=== What is required ===
Filter the listing and keep only the lines with the word "heading".

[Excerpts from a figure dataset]
---
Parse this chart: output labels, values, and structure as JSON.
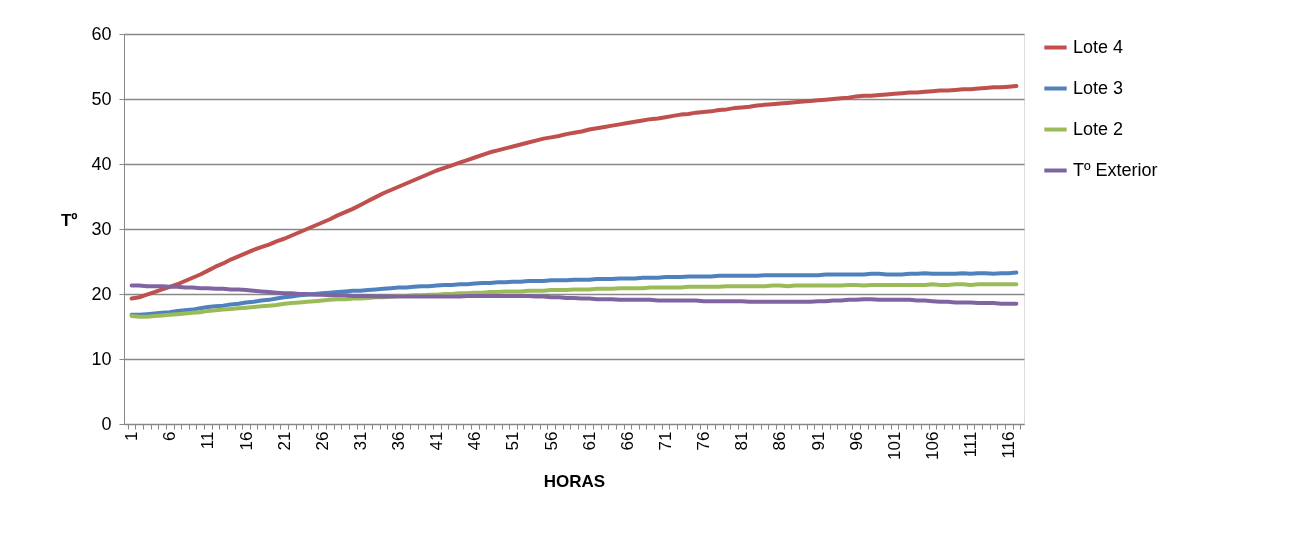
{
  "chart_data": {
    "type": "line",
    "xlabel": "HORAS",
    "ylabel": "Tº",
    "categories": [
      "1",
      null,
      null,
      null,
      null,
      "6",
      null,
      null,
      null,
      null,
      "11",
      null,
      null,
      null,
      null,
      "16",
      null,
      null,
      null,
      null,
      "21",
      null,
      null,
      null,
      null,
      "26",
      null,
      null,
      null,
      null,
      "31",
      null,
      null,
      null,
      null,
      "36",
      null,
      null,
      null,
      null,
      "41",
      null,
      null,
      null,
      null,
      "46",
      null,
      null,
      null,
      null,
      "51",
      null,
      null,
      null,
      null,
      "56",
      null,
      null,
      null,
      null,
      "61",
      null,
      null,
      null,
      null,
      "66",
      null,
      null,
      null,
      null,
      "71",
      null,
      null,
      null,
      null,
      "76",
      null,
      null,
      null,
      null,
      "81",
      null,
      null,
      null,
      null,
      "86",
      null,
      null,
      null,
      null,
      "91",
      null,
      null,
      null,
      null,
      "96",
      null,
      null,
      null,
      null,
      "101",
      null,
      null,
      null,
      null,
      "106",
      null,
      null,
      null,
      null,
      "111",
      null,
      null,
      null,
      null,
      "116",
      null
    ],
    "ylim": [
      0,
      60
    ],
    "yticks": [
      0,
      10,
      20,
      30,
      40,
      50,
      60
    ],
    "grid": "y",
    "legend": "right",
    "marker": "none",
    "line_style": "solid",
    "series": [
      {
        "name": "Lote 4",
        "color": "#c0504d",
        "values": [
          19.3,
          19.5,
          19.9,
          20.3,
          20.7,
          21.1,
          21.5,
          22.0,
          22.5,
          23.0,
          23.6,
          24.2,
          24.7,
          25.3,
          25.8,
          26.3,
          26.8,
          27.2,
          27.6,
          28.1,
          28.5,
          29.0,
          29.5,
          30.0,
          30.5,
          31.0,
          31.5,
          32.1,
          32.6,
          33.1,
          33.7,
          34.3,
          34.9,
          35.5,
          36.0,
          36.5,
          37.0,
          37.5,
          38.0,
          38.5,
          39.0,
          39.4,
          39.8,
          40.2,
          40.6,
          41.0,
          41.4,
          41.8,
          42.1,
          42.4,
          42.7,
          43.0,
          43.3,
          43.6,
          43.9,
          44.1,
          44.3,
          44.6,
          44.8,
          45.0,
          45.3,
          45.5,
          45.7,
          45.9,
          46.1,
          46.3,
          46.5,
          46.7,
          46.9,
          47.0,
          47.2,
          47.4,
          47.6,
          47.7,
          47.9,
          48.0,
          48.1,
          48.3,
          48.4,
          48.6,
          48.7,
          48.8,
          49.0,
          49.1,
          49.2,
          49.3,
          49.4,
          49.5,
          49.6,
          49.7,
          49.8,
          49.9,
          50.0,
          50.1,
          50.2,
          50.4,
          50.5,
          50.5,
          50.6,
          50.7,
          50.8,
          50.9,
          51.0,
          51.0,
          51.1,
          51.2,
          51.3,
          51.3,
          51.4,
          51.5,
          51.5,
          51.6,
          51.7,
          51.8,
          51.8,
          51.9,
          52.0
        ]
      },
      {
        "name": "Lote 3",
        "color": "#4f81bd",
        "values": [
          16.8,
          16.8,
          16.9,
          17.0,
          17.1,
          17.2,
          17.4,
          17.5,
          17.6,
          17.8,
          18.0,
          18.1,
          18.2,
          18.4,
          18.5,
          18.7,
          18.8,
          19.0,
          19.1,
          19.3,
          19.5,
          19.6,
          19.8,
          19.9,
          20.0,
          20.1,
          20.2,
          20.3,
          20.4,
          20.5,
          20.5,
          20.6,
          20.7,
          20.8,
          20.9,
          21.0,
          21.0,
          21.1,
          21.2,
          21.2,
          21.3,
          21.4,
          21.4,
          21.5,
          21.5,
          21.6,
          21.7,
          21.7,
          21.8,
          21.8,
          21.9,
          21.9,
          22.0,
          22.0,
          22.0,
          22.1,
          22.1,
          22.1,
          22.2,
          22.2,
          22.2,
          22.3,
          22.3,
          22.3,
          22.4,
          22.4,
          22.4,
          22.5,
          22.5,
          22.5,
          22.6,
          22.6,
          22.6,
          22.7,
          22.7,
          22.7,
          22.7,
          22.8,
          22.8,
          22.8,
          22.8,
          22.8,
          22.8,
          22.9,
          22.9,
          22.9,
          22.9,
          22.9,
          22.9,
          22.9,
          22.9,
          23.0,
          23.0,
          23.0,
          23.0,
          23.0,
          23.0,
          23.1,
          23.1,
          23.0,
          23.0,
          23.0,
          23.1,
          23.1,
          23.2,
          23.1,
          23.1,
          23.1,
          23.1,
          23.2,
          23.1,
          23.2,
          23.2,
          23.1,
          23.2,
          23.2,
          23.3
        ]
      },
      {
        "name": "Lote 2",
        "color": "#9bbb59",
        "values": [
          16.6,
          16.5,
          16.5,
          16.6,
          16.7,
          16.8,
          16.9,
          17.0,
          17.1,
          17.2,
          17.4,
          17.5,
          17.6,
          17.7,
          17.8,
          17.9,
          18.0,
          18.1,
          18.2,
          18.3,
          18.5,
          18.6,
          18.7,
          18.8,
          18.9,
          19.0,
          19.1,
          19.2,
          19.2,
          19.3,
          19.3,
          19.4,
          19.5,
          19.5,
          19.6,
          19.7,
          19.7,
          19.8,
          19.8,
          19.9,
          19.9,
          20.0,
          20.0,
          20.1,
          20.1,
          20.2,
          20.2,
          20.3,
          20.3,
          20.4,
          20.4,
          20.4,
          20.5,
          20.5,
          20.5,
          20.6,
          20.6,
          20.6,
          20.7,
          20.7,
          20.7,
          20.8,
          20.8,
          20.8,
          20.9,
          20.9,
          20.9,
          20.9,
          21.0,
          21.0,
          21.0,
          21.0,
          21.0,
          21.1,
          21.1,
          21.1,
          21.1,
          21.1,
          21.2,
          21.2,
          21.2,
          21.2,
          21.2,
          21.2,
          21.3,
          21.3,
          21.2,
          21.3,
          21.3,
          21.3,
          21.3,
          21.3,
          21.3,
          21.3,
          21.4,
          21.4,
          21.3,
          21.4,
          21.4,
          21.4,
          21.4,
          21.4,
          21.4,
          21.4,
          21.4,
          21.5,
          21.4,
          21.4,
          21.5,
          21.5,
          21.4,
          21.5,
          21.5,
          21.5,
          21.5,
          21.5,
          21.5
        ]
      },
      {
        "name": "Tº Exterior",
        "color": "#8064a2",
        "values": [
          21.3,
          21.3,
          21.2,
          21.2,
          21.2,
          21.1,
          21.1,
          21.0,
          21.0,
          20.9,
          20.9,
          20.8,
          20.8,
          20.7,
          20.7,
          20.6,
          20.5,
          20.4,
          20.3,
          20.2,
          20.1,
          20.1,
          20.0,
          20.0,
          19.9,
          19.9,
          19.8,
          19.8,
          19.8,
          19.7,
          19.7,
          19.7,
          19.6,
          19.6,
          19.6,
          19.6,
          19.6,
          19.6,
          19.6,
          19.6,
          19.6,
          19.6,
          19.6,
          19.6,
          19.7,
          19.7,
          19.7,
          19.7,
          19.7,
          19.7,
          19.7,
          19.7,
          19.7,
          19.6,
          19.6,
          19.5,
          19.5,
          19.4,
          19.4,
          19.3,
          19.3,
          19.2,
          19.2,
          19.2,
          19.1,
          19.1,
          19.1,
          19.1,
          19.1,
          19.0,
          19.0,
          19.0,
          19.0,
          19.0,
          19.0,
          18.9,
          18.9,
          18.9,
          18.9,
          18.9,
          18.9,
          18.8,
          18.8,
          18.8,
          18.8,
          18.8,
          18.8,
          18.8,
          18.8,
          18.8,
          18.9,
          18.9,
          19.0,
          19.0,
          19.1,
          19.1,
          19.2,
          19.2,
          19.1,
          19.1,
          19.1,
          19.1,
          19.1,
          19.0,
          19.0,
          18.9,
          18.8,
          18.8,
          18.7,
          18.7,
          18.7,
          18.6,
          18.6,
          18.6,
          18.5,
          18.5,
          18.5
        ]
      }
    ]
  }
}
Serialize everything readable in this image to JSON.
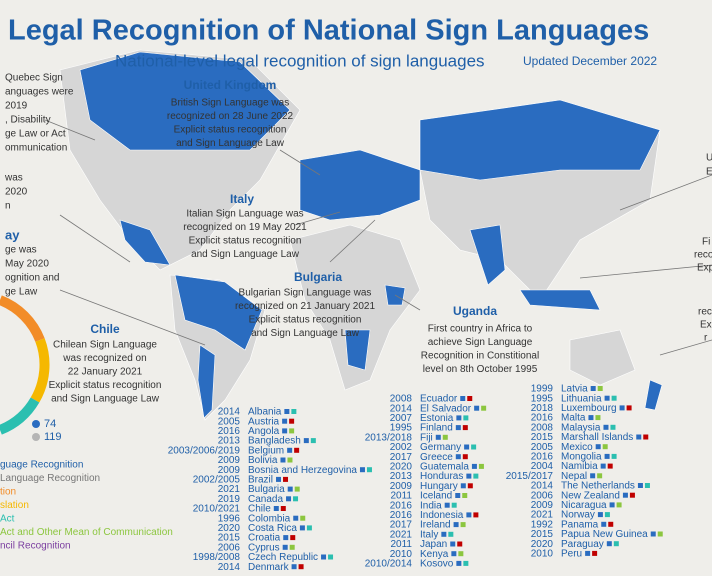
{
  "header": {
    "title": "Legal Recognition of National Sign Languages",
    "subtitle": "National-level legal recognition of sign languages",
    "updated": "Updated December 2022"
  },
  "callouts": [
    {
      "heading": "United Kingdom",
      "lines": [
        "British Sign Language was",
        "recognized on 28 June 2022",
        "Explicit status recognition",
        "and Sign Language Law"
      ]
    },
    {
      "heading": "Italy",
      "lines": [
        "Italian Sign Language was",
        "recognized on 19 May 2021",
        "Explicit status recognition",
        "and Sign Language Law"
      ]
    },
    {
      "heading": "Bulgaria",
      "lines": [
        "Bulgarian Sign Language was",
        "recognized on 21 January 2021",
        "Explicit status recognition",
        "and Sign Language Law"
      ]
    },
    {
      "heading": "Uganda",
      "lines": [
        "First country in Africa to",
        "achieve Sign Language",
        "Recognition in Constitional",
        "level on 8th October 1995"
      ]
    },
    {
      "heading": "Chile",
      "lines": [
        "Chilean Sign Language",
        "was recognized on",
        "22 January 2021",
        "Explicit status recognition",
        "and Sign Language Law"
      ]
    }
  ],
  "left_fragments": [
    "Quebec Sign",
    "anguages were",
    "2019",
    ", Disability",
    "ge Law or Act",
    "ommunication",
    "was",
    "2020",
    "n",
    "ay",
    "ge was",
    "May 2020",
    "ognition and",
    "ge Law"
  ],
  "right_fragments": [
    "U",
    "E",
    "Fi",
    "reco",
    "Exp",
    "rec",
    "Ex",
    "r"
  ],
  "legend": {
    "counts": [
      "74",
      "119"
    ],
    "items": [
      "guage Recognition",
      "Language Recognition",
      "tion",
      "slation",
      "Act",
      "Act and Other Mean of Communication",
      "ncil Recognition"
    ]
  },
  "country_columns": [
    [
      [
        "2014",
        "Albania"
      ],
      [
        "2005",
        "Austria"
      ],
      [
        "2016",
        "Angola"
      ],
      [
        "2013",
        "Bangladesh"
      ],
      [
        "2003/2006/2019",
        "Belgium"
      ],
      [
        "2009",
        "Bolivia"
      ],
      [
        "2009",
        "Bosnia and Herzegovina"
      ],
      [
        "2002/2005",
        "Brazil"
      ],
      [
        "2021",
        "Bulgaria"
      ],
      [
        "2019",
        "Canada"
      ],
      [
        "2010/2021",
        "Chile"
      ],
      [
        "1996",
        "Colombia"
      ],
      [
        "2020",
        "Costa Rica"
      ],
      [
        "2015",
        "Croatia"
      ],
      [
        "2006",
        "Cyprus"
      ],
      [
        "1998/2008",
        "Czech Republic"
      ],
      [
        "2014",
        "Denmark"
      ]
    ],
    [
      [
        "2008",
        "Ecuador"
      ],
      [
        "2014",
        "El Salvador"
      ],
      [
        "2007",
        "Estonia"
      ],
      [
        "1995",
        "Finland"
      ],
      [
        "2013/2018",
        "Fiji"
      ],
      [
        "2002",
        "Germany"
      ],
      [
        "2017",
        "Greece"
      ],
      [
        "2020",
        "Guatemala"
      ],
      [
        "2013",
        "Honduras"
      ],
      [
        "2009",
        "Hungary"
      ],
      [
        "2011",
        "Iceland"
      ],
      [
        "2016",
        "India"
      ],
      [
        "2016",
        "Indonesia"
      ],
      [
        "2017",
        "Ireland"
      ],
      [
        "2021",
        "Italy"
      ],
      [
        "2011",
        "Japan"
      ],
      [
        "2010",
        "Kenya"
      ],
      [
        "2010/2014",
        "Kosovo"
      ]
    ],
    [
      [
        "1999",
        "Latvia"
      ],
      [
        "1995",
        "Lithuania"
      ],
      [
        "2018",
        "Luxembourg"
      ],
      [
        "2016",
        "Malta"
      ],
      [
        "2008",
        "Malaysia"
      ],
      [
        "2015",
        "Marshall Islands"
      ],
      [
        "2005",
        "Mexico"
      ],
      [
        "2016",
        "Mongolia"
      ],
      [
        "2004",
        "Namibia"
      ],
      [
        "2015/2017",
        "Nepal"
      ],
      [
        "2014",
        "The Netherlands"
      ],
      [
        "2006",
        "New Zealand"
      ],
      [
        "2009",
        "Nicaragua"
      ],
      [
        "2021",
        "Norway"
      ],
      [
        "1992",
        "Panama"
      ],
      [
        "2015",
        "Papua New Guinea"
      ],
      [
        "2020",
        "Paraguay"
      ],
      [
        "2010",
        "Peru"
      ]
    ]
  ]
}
---
=== Response to this task ===
      "heading": "United Kingdom",
      "heading": "Italy",
      "heading": "Bulgaria",
      "heading": "Uganda",
      "heading": "Chile",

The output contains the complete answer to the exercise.